YOUR INSTRUCTIONS
Report each line of the data that has "EXPERIENCES" somewhere in it.

Stored items
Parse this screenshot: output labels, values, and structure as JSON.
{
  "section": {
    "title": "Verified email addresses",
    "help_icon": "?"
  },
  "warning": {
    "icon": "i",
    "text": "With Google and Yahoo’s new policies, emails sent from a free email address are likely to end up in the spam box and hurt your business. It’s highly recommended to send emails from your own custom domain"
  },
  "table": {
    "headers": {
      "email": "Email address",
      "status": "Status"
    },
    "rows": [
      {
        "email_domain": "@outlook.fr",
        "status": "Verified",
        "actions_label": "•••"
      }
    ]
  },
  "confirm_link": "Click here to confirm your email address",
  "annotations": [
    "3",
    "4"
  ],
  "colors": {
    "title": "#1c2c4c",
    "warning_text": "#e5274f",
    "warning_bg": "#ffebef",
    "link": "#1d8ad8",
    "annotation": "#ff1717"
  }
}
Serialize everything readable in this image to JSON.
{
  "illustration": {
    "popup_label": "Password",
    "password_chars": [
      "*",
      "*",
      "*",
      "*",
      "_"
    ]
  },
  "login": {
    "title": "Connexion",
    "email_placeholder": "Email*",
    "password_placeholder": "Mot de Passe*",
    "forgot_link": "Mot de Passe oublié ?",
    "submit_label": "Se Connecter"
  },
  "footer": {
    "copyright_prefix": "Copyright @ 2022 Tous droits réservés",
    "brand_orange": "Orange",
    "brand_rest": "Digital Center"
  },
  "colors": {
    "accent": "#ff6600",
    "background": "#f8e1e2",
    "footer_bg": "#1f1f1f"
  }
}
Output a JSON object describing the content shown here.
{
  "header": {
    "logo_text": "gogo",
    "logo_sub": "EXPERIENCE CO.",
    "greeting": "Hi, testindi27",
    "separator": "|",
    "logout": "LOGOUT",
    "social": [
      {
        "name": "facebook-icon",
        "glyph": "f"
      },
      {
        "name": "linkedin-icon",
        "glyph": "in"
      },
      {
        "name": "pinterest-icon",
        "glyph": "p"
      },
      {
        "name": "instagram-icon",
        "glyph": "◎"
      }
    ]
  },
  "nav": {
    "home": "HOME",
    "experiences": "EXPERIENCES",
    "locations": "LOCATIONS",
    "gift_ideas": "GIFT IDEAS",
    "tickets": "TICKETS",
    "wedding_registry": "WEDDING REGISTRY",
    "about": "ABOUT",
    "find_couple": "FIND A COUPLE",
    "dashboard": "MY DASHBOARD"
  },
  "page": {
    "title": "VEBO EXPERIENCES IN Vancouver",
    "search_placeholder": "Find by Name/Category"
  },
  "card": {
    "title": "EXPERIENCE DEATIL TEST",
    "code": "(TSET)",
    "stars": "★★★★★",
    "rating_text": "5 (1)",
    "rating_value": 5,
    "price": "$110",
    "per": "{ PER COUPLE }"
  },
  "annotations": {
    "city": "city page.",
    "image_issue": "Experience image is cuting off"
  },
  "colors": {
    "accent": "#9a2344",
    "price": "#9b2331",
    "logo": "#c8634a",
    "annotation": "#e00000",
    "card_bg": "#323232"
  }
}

EXERCISE RESULT
    "experiences": "EXPERIENCES",
    "title": "VEBO EXPERIENCES IN Vancouver",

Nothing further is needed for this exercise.